**GIVEN EXERCISE:** Make an exact copy of the records, with the pictures left out.

**MATERIAL SHOWN:**
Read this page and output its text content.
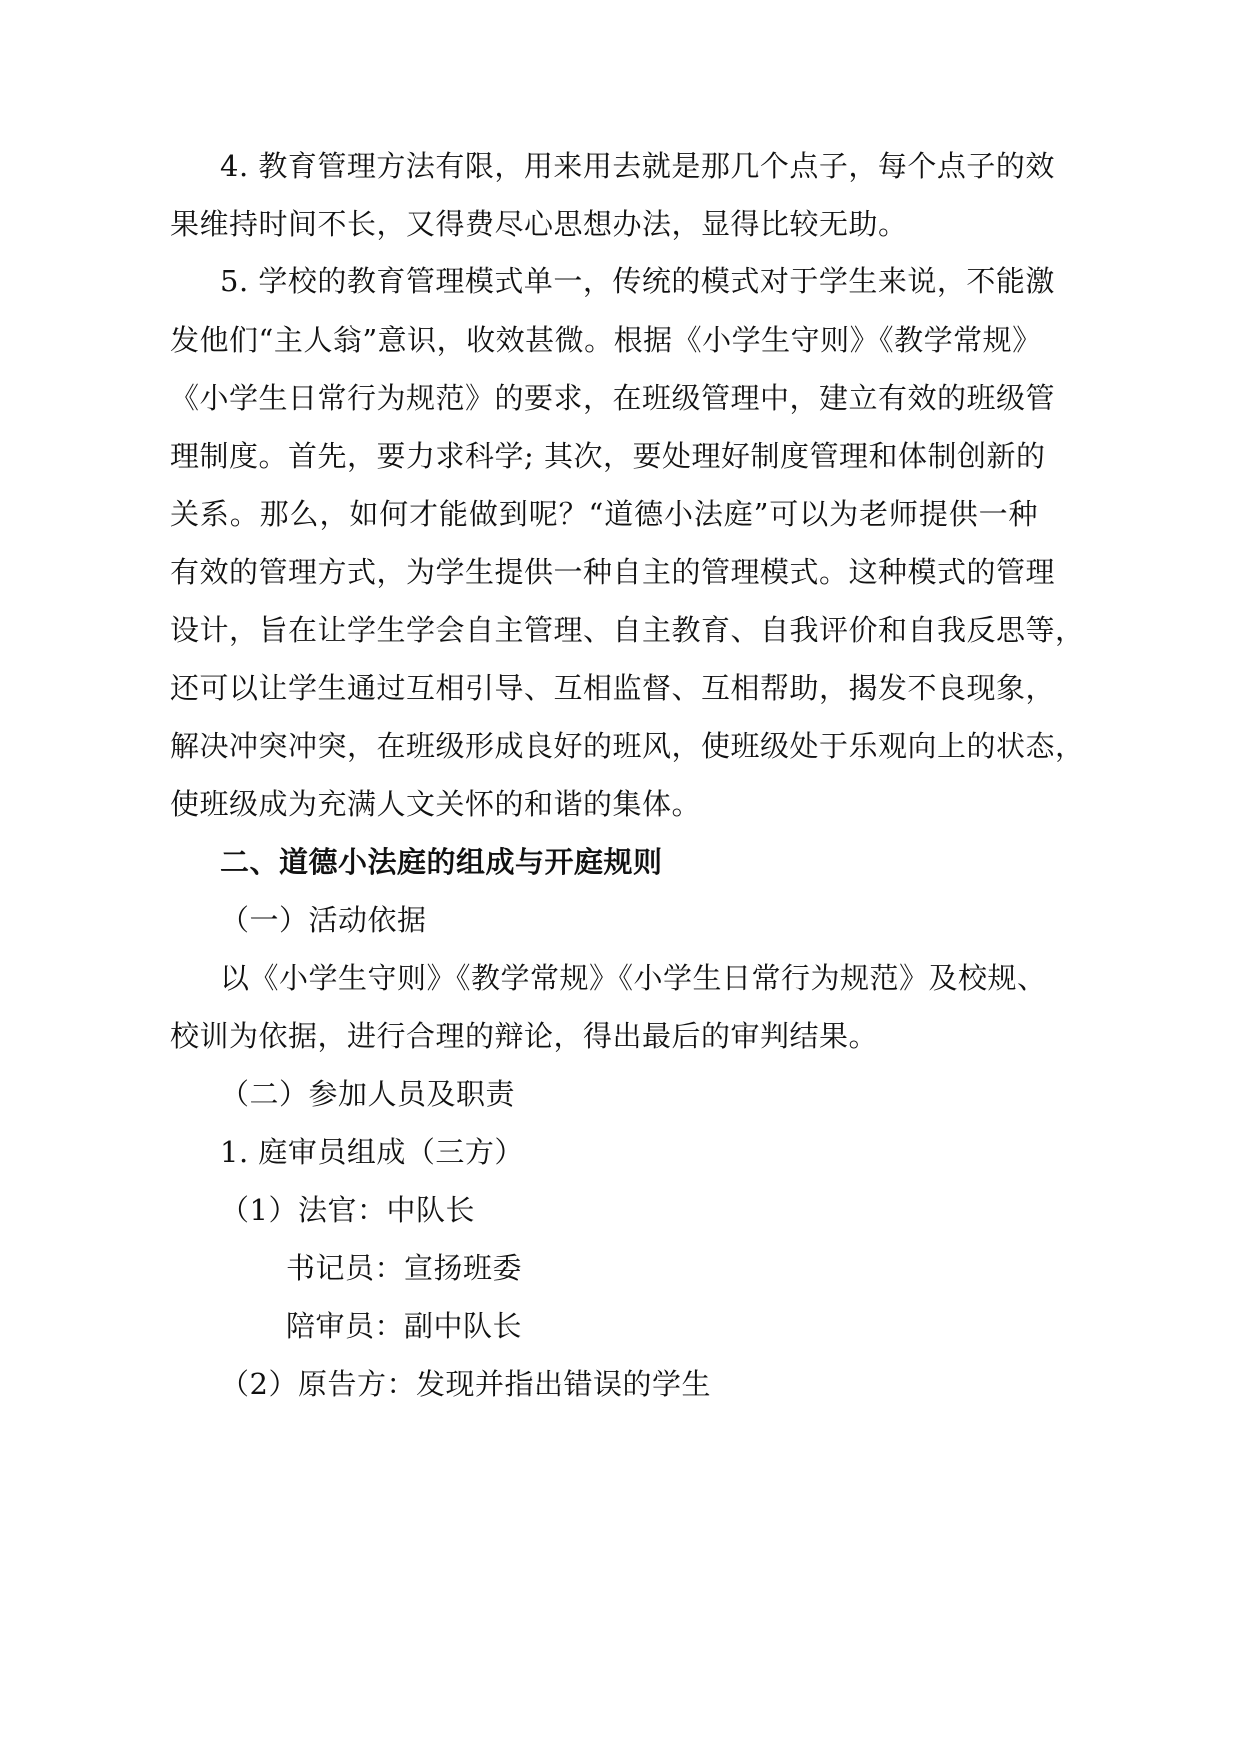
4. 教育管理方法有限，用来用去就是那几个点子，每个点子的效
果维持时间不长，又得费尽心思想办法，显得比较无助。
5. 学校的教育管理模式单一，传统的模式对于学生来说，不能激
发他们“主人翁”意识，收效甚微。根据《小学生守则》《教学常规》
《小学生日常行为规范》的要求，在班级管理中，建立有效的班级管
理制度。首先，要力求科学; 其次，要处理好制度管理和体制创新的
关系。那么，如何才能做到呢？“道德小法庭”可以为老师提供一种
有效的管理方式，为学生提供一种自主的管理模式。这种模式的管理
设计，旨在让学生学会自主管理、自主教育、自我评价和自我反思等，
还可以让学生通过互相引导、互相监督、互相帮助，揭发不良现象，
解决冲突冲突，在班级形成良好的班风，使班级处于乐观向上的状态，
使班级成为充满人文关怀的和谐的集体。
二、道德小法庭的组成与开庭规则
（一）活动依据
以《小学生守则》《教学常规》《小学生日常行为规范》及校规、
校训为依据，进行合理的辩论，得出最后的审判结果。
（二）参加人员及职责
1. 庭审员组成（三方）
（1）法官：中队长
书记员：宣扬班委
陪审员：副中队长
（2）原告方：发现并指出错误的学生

**IN RESPONSE:**
Read this page and output its text content.
4. 教育管理方法有限，用来用去就是那几个点子，每个点子的效
果维持时间不长，又得费尽心思想办法，显得比较无助。
5. 学校的教育管理模式单一，传统的模式对于学生来说，不能激
发他们“主人翁”意识，收效甚微。根据《小学生守则》《教学常规》
《小学生日常行为规范》的要求，在班级管理中，建立有效的班级管
理制度。首先，要力求科学; 其次，要处理好制度管理和体制创新的
关系。那么，如何才能做到呢？“道德小法庭”可以为老师提供一种
有效的管理方式，为学生提供一种自主的管理模式。这种模式的管理
设计，旨在让学生学会自主管理、自主教育、自我评价和自我反思等，
还可以让学生通过互相引导、互相监督、互相帮助，揭发不良现象，
解决冲突冲突，在班级形成良好的班风，使班级处于乐观向上的状态，
使班级成为充满人文关怀的和谐的集体。
二、道德小法庭的组成与开庭规则
（一）活动依据
以《小学生守则》《教学常规》《小学生日常行为规范》及校规、
校训为依据，进行合理的辩论，得出最后的审判结果。
（二）参加人员及职责
1. 庭审员组成（三方）
（1）法官：中队长
书记员：宣扬班委
陪审员：副中队长
（2）原告方：发现并指出错误的学生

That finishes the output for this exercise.